In the entries below, find the lines that contain the word "sotaan" and copy them.

:: Records from a data source ::
◇ ◇ ◇
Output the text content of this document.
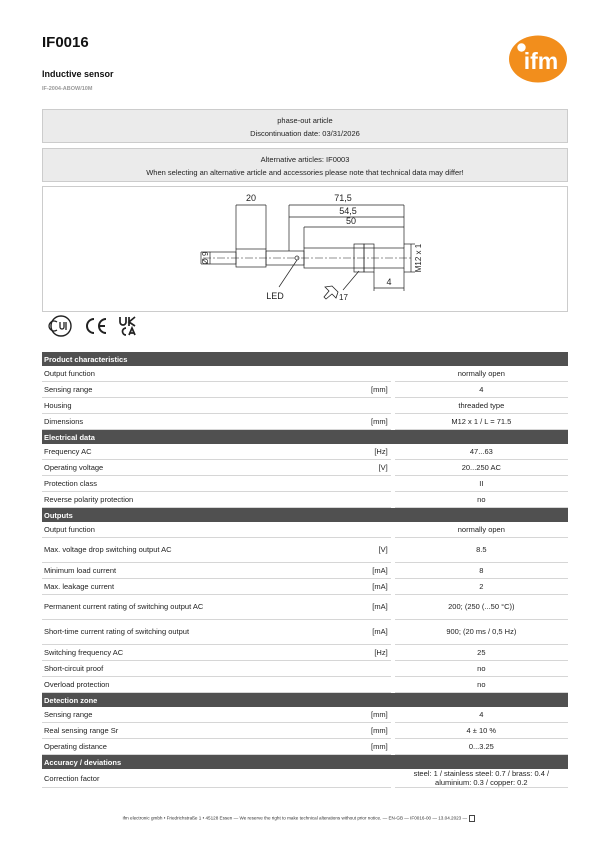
IF0016
Inductive sensor
IF-2004-ABOW/10M
ifm
phase-out article
Discontinuation date: 03/31/2026
Alternative articles: IF0003
When selecting an alternative article and accessories please note that technical data may differ!
20	71,5
54,5
50
4
17
LED
Ø 9	M12 x 1
Product characteristics		
Output function		normally open
Sensing range	[mm]	4
Housing		threaded type
Dimensions	[mm]	M12 x 1 / L = 71.5
Electrical data		
Frequency AC	[Hz]	47...63
Operating voltage	[V]	20...250 AC
Protection class		II
Reverse polarity protection		no
Outputs		
Output function		normally open
Max. voltage drop switching output AC	[V]	8.5
Minimum load current	[mA]	8
Max. leakage current	[mA]	2
Permanent current rating of switching output AC	[mA]	200; (250 (...50 °C))
Short-time current rating of switching output	[mA]	900; (20 ms / 0,5 Hz)
Switching frequency AC	[Hz]	25
Short-circuit proof		no
Overload protection		no
Detection zone		
Sensing range	[mm]	4
Real sensing range Sr	[mm]	4 ± 10 %
Operating distance	[mm]	0...3.25
Accuracy / deviations		
Correction factor		steel: 1 / stainless steel: 0.7 / brass: 0.4 / aluminium: 0.3 / copper: 0.2
ifm electronic gmbh • Friedrichstraße 1 • 45128 Essen — We reserve the right to make technical alterations without prior notice. — EN-GB — IF0016-00 — 13.04.2023 —
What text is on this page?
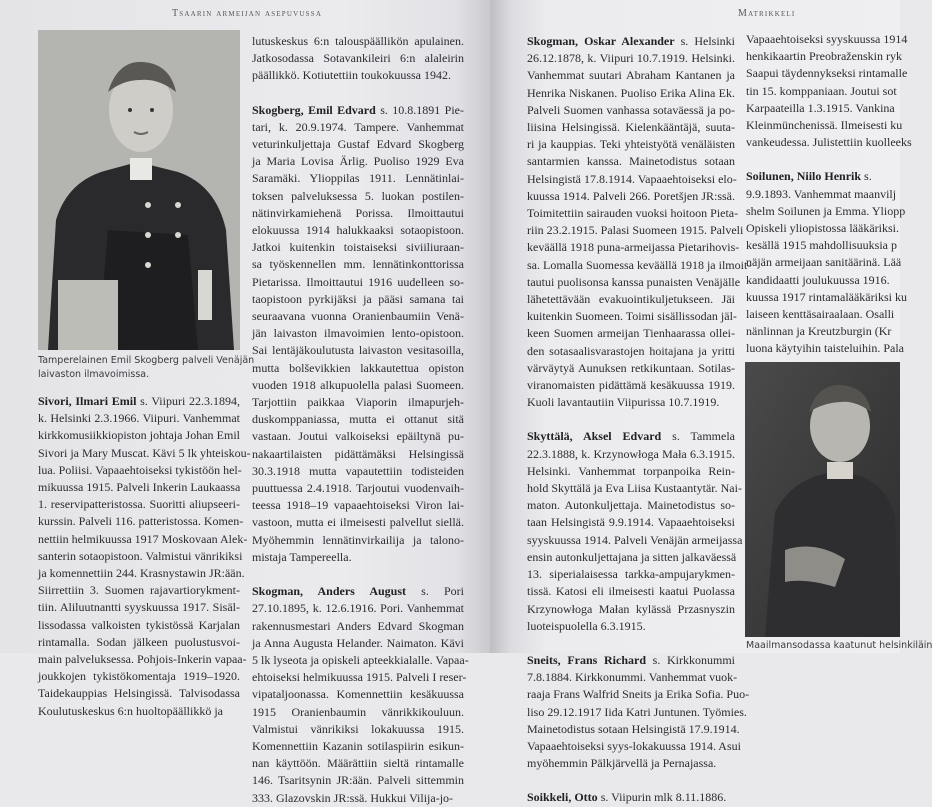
Tsaarin armeijan asepuvussa	Matrikkeli
Tamperelainen Emil Skogberg palveli Venäjän
laivaston ilmavoimissa.
Sivori, Ilmari Emil s. Viipuri 22.3.1894,
k. Helsinki 2.3.1966. Viipuri. Vanhemmat
kirkkomusiikkiopiston johtaja Johan Emil
Sivori ja Mary Muscat. Kävi 5 lk yhteiskou-
lua. Poliisi. Vapaaehtoiseksi tykistöön hel-
mikuussa 1915. Palveli Inkerin Laukaassa
1. reservipatteristossa. Suoritti aliupseeri-
kurssin. Palveli 116. patteristossa. Komen-
nettiin helmikuussa 1917 Moskovaan Alek-
santerin sotaopistoon. Valmistui vänrikiksi
ja komennettiin 244. Krasnystawin JR:ään.
Siirrettiin 3. Suomen rajavartiorykment-
tiin. Aliluutnantti syyskuussa 1917. Sisäl-
lissodassa valkoisten tykistössä Karjalan
rintamalla. Sodan jälkeen puolustusvoi-
main palveluksessa. Pohjois-Inkerin vapaa-
joukkojen tykistökomentaja 1919–1920.
Taidekauppias Helsingissä. Talvisodassa
Koulutuskeskus 6:n huoltopäällikkö ja
lutuskeskus 6:n talouspäällikön apulainen.
Jatkosodassa Sotavankileiri 6:n alaleirin
päällikkö. Kotiutettiin toukokuussa 1942.
Skogberg, Emil Edvard s. 10.8.1891 Pie-
tari, k. 20.9.1974. Tampere. Vanhemmat
veturinkuljettaja Gustaf Edvard Skogberg
ja Maria Lovisa Ärlig. Puoliso 1929 Eva
Saramäki. Ylioppilas 1911. Lennätinlai-
toksen palveluksessa 5. luokan postilen-
nätinvirkamiehenä Porissa. Ilmoittautui
elokuussa 1914 halukkaaksi sotaopistoon.
Jatkoi kuitenkin toistaiseksi siviiliuraan-
sa työskennellen mm. lennätinkonttorissa
Pietarissa. Ilmoittautui 1916 uudelleen so-
taopistoon pyrkijäksi ja pääsi samana tai
seuraavana vuonna Oranienbaumiin Venä-
jän laivaston ilmavoimien lento-opistoon.
Sai lentäjäkoulutusta laivaston vesitasoilla,
mutta bolševikkien lakkautettua opiston
vuoden 1918 alkupuolella palasi Suomeen.
Tarjottiin paikkaa Viaporin ilmapurjeh-
duskomppaniassa, mutta ei ottanut sitä
vastaan. Joutui valkoiseksi epäiltynä pu-
nakaartilaisten pidättämäksi Helsingissä
30.3.1918 mutta vapautettiin todisteiden
puuttuessa 2.4.1918. Tarjoutui vuodenvaih-
teessa 1918–19 vapaaehtoiseksi Viron lai-
vastoon, mutta ei ilmeisesti palvellut siellä.
Myöhemmin lennätinvirkailija ja talono-
mistaja Tampereella.
Skogman, Anders August s. Pori
27.10.1895, k. 12.6.1916. Pori. Vanhemmat
rakennusmestari Anders Edvard Skogman
ja Anna Augusta Helander. Naimaton. Kävi
5 lk lyseota ja opiskeli apteekkialalle. Vapaa-
ehtoiseksi helmikuussa 1915. Palveli I reser-
vipataljoonassa. Komennettiin kesäkuussa
1915 Oranienbaumin vänrikkikouluun.
Valmistui vänrikiksi lokakuussa 1915.
Komennettiin Kazanin sotilaspiirin esikun-
nan käyttöön. Määrättiin sieltä rintamalle
146. Tsaritsynin JR:ään. Palveli sittemmin
333. Glazovskin JR:ssä. Hukkui Vilija-jo-
Skogman, Oskar Alexander s. Helsinki
26.12.1878, k. Viipuri 10.7.1919. Helsinki.
Vanhemmat suutari Abraham Kantanen ja
Henrika Niskanen. Puoliso Erika Alina Ek.
Palveli Suomen vanhassa sotaväessä ja po-
liisina Helsingissä. Kielenkääntäjä, suuta-
ri ja kauppias. Teki yhteistyötä venäläisten
santarmien kanssa. Mainetodistus sotaan
Helsingistä 17.8.1914. Vapaaehtoiseksi elo-
kuussa 1914. Palveli 266. Poretšjen JR:ssä.
Toimitettiin sairauden vuoksi hoitoon Pieta-
riin 23.2.1915. Palasi Suomeen 1915. Palveli
keväällä 1918 puna-armeijassa Pietarihovis-
sa. Lomalla Suomessa keväällä 1918 ja ilmoit-
tautui puolisonsa kanssa punaisten Venäjälle
lähetettävään evakuointikuljetukseen. Jäi
kuitenkin Suomeen. Toimi sisällissodan jäl-
keen Suomen armeijan Tienhaarassa ollei-
den sotasaalisvarastojen hoitajana ja yritti
värväytyä Aunuksen retkikuntaan. Sotilas-
viranomaisten pidättämä kesäkuussa 1919.
Kuoli lavantautiin Viipurissa 10.7.1919.
Skyttälä, Aksel Edvard s. Tammela
22.3.1888, k. Krzynowłoga Mała 6.3.1915.
Helsinki. Vanhemmat torpanpoika Rein-
hold Skyttälä ja Eva Liisa Kustaantytär. Nai-
maton. Autonkuljettaja. Mainetodistus so-
taan Helsingistä 9.9.1914. Vapaaehtoiseksi
syyskuussa 1914. Palveli Venäjän armeijassa
ensin autonkuljettajana ja sitten jalkaväessä
13. siperialaisessa tarkka-ampujarykmen-
tissä. Katosi eli ilmeisesti kaatui Puolassa
Krzynowłoga Małan kylässä Przasnyszin
luoteispuolella 6.3.1915.
Sneits, Frans Richard s. Kirkkonummi
7.8.1884. Kirkkonummi. Vanhemmat vuok-
raaja Frans Walfrid Sneits ja Erika Sofia. Puo-
liso 29.12.1917 Iida Katri Juntunen. Työmies.
Mainetodistus sotaan Helsingistä 17.9.1914.
Vapaaehtoiseksi syys-lokakuussa 1914. Asui
myöhemmin Pälkjärvellä ja Pernajassa.
Soikkeli, Otto s. Viipurin mlk 8.11.1886.
Vapaaehtoiseksi syyskuussa 1914
henkikaartin Preobraženskin ryk
Saapui täydennykseksi rintamalle
tin 15. komppaniaan. Joutui sot
Karpaateilla 1.3.1915. Vankina
Kleinmünchenissä. Ilmeisesti ku
vankeudessa. Julistettiin kuolleeks
Soilunen, Niilo Henrik s.
9.9.1893. Vanhemmat maanvilj
shelm Soilunen ja Emma. Yliopp
Opiskeli yliopistossa lääkäriksi.
kesällä 1915 mahdollisuuksia p
näjän armeijaan sanitäärinä. Lää
kandidaatti joulukuussa 1916.
kuussa 1917 rintamalääkäriksi ku
laiseen kenttäsairaalaan. Osalli
nänlinnan ja Kreutzburgin (Kr
luona käytyihin taisteluihin. Pala
Maailmansodassa kaatunut helsinkiläin
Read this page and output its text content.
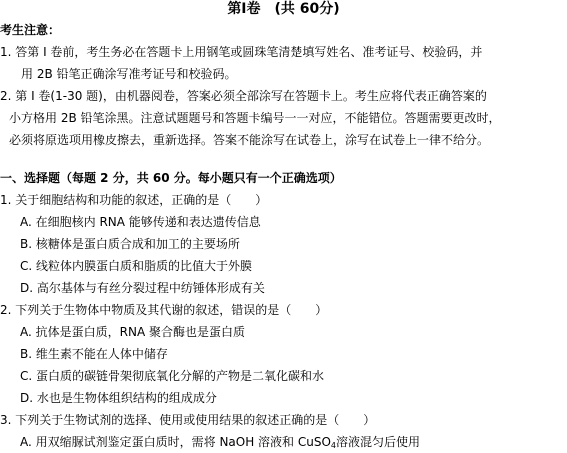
第Ⅰ卷　(共 60分)
考生注意：
1. 答第 Ⅰ 卷前，考生务必在答题卡上用钢笔或圆珠笔清楚填写姓名、准考证号、校验码，并
用 2B 铅笔正确涂写准考证号和校验码。
2. 第 Ⅰ 卷(1-30 题)，由机器阅卷，答案必须全部涂写在答题卡上。考生应将代表正确答案的
小方格用 2B 铅笔涂黑。注意试题题号和答题卡编号一一对应，不能错位。答题需要更改时，
必须将原选项用橡皮擦去，重新选择。答案不能涂写在试卷上，涂写在试卷上一律不给分。
一、选择题（每题 2 分，共 60 分。每小题只有一个正确选项）
1. 关于细胞结构和功能的叙述，正确的是（　　）
A. 在细胞核内 RNA 能够传递和表达遗传信息
B. 核糖体是蛋白质合成和加工的主要场所
C. 线粒体内膜蛋白质和脂质的比值大于外膜
D. 高尔基体与有丝分裂过程中纺锤体形成有关
2. 下列关于生物体中物质及其代谢的叙述，错误的是（　　）
A. 抗体是蛋白质，RNA 聚合酶也是蛋白质
B. 维生素不能在人体中储存
C. 蛋白质的碳链骨架彻底氧化分解的产物是二氧化碳和水
D. 水也是生物体组织结构的组成成分
3. 下列关于生物试剂的选择、使用或使用结果的叙述正确的是（　　）
A. 用双缩脲试剂鉴定蛋白质时，需将 NaOH 溶液和 CuSO$_4$溶液混匀后使用
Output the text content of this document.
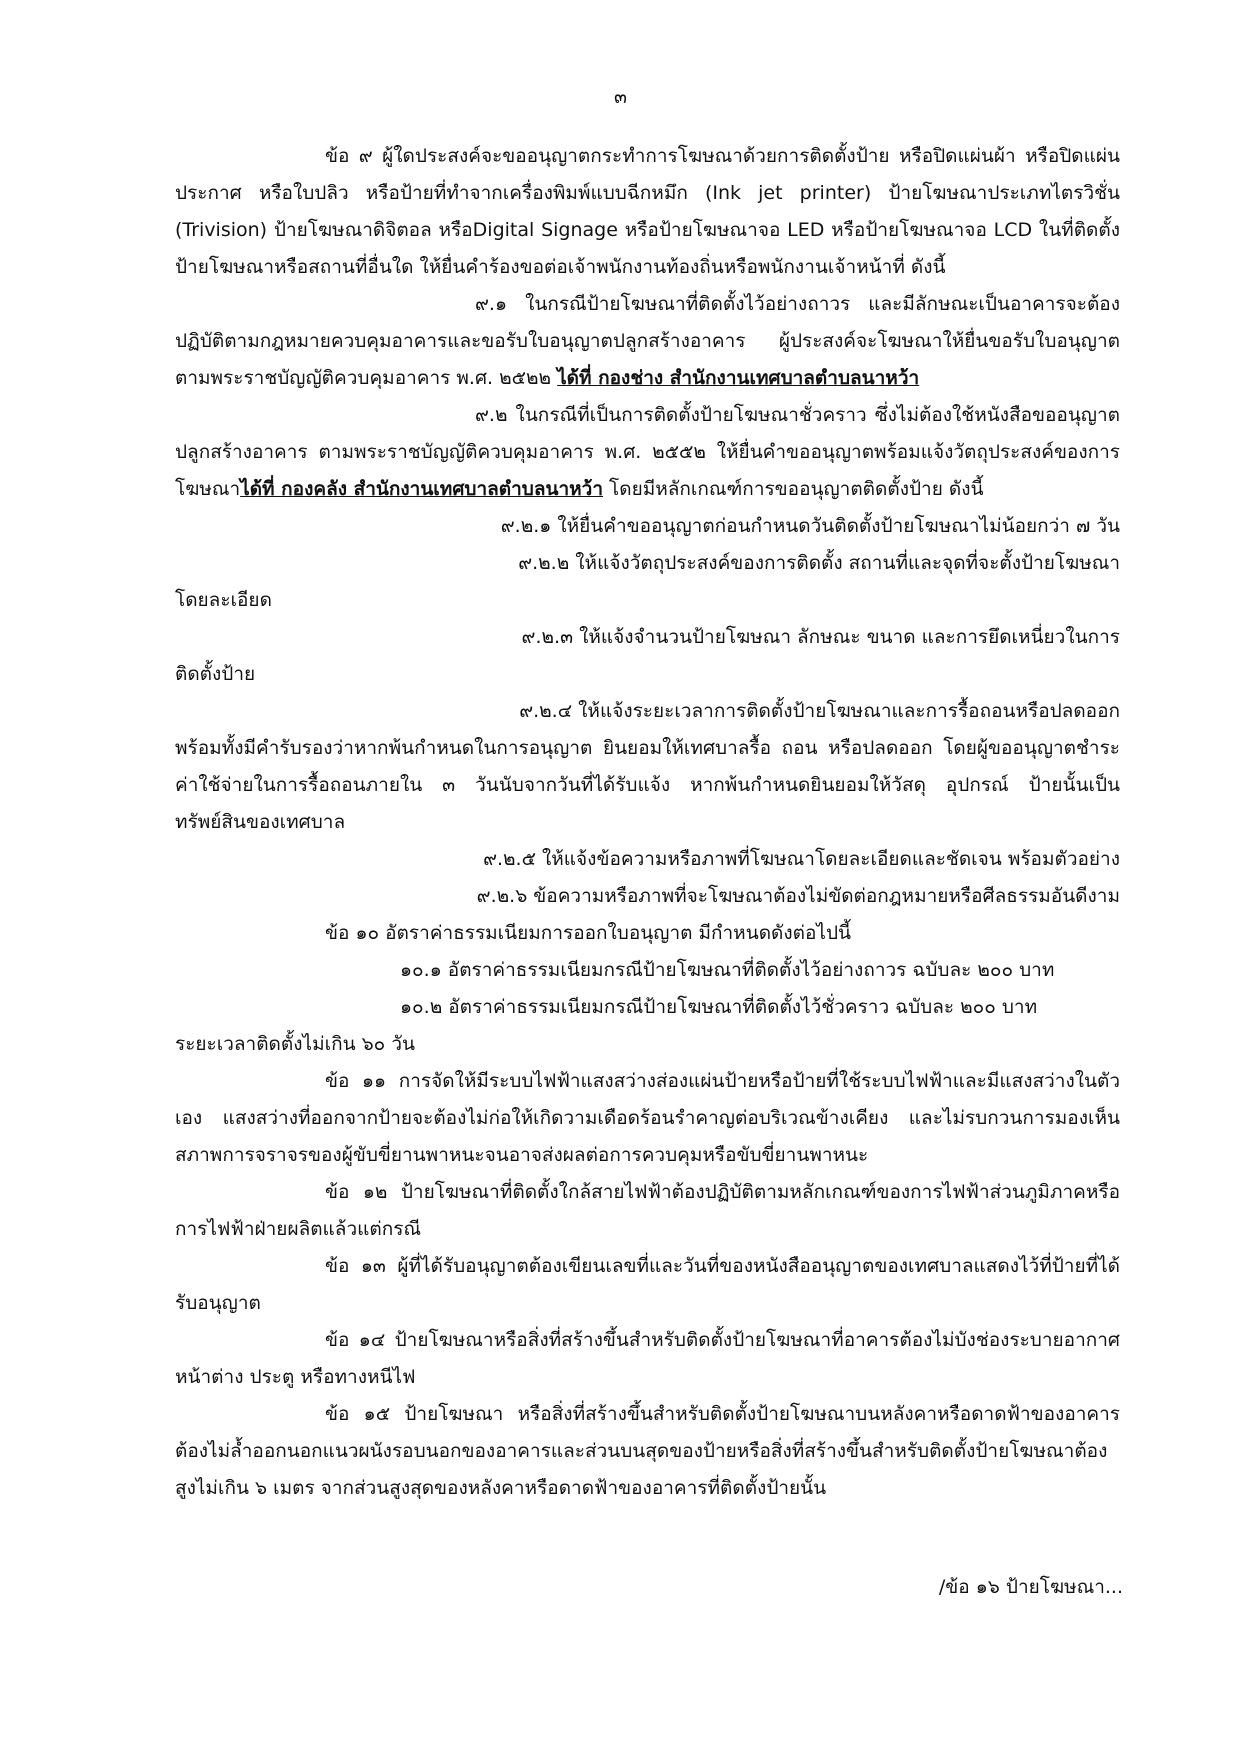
๓

ข้อ ๙ ผู้ใดประสงค์จะขออนุญาตกระทำการโฆษณาด้วยการติดตั้งป้าย หรือปิดแผ่นผ้า หรือปิดแผ่นประกาศ หรือใบปลิว หรือป้ายที่ทำจากเครื่องพิมพ์แบบฉีกหมึก (Ink jet printer) ป้ายโฆษณาประเภทไตรวิชั่น (Trivision) ป้ายโฆษณาดิจิตอล หรือDigital Signage หรือป้ายโฆษณาจอ LED หรือป้ายโฆษณาจอ LCD ในที่ติดตั้งป้ายโฆษณาหรือสถานที่อื่นใด ให้ยื่นคำร้องขอต่อเจ้าพนักงานท้องถิ่นหรือพนักงานเจ้าหน้าที่ ดังนี้

๙.๑ ในกรณีป้ายโฆษณาที่ติดตั้งไว้อย่างถาวร และมีลักษณะเป็นอาคารจะต้องปฏิบัติตามกฎหมายควบคุมอาคารและขอรับใบอนุญาตปลูกสร้างอาคาร ผู้ประสงค์จะโฆษณาให้ยื่นขอรับใบอนุญาตตามพระราชบัญญัติควบคุมอาคาร พ.ศ. ๒๕๒๒ ได้ที่ กองช่าง สำนักงานเทศบาลตำบลนาหว้า

๙.๒ ในกรณีที่เป็นการติดตั้งป้ายโฆษณาชั่วคราว ซึ่งไม่ต้องใช้หนังสือขออนุญาตปลูกสร้างอาคาร ตามพระราชบัญญัติควบคุมอาคาร พ.ศ. ๒๕๕๒ ให้ยื่นคำขออนุญาตพร้อมแจ้งวัตถุประสงค์ของการโฆษณาได้ที่ กองคลัง สำนักงานเทศบาลตำบลนาหว้า โดยมีหลักเกณฑ์การขออนุญาตติดตั้งป้าย ดังนี้

๙.๒.๑ ให้ยื่นคำขออนุญาตก่อนกำหนดวันติดตั้งป้ายโฆษณาไม่น้อยกว่า ๗ วัน

๙.๒.๒ ให้แจ้งวัตถุประสงค์ของการติดตั้ง สถานที่และจุดที่จะตั้งป้ายโฆษณา

โดยละเอียด

๙.๒.๓ ให้แจ้งจำนวนป้ายโฆษณา ลักษณะ ขนาด และการยึดเหนี่ยวในการ

ติดตั้งป้าย

๙.๒.๔ ให้แจ้งระยะเวลาการติดตั้งป้ายโฆษณาและการรื้อถอนหรือปลดออก

พร้อมทั้งมีคำรับรองว่าหากพ้นกำหนดในการอนุญาต ยินยอมให้เทศบาลรื้อ ถอน หรือปลดออก โดยผู้ขออนุญาตชำระค่าใช้จ่ายในการรื้อถอนภายใน ๓ วันนับจากวันที่ได้รับแจ้ง หากพ้นกำหนดยินยอมให้วัสดุ อุปกรณ์ ป้ายนั้นเป็นทรัพย์สินของเทศบาล

๙.๒.๕ ให้แจ้งข้อความหรือภาพที่โฆษณาโดยละเอียดและชัดเจน พร้อมตัวอย่าง

๙.๒.๖ ข้อความหรือภาพที่จะโฆษณาต้องไม่ขัดต่อกฎหมายหรือศีลธรรมอันดีงาม

ข้อ ๑๐ อัตราค่าธรรมเนียมการออกใบอนุญาต มีกำหนดดังต่อไปนี้

๑๐.๑ อัตราค่าธรรมเนียมกรณีป้ายโฆษณาที่ติดตั้งไว้อย่างถาวร ฉบับละ ๒๐๐ บาท

๑๐.๒ อัตราค่าธรรมเนียมกรณีป้ายโฆษณาที่ติดตั้งไว้ชั่วคราว ฉบับละ ๒๐๐ บาท

ระยะเวลาติดตั้งไม่เกิน ๖๐ วัน

ข้อ ๑๑ การจัดให้มีระบบไฟฟ้าแสงสว่างส่องแผ่นป้ายหรือป้ายที่ใช้ระบบไฟฟ้าและมีแสงสว่างในตัวเอง แสงสว่างที่ออกจากป้ายจะต้องไม่ก่อให้เกิดวามเดือดร้อนรำคาญต่อบริเวณข้างเคียง และไม่รบกวนการมองเห็นสภาพการจราจรของผู้ขับขี่ยานพาหนะจนอาจส่งผลต่อการควบคุมหรือขับขี่ยานพาหนะ

ข้อ ๑๒ ป้ายโฆษณาที่ติดตั้งใกล้สายไฟฟ้าต้องปฏิบัติตามหลักเกณฑ์ของการไฟฟ้าส่วนภูมิภาคหรือการไฟฟ้าฝ่ายผลิตแล้วแต่กรณี

ข้อ ๑๓ ผู้ที่ได้รับอนุญาตต้องเขียนเลขที่และวันที่ของหนังสืออนุญาตของเทศบาลแสดงไว้ที่ป้ายที่ได้รับอนุญาต

ข้อ ๑๔ ป้ายโฆษณาหรือสิ่งที่สร้างขึ้นสำหรับติดตั้งป้ายโฆษณาที่อาคารต้องไม่บังช่องระบายอากาศ หน้าต่าง ประตู หรือทางหนีไฟ

ข้อ ๑๕ ป้ายโฆษณา หรือสิ่งที่สร้างขึ้นสำหรับติดตั้งป้ายโฆษณาบนหลังคาหรือดาดฟ้าของอาคารต้องไม่ล้ำออกนอกแนวผนังรอบนอกของอาคารและส่วนบนสุดของป้ายหรือสิ่งที่สร้างขึ้นสำหรับติดตั้งป้ายโฆษณาต้องสูงไม่เกิน ๖ เมตร จากส่วนสูงสุดของหลังคาหรือดาดฟ้าของอาคารที่ติดตั้งป้ายนั้น

/ข้อ ๑๖ ป้ายโฆษณา...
◇ ◇ ◇
:: WRITTEN RESPONSE ::
santarmien kanssa. Mainetodistus sotaan
Mainetodistus sotaan Helsingistä 17.9.1914.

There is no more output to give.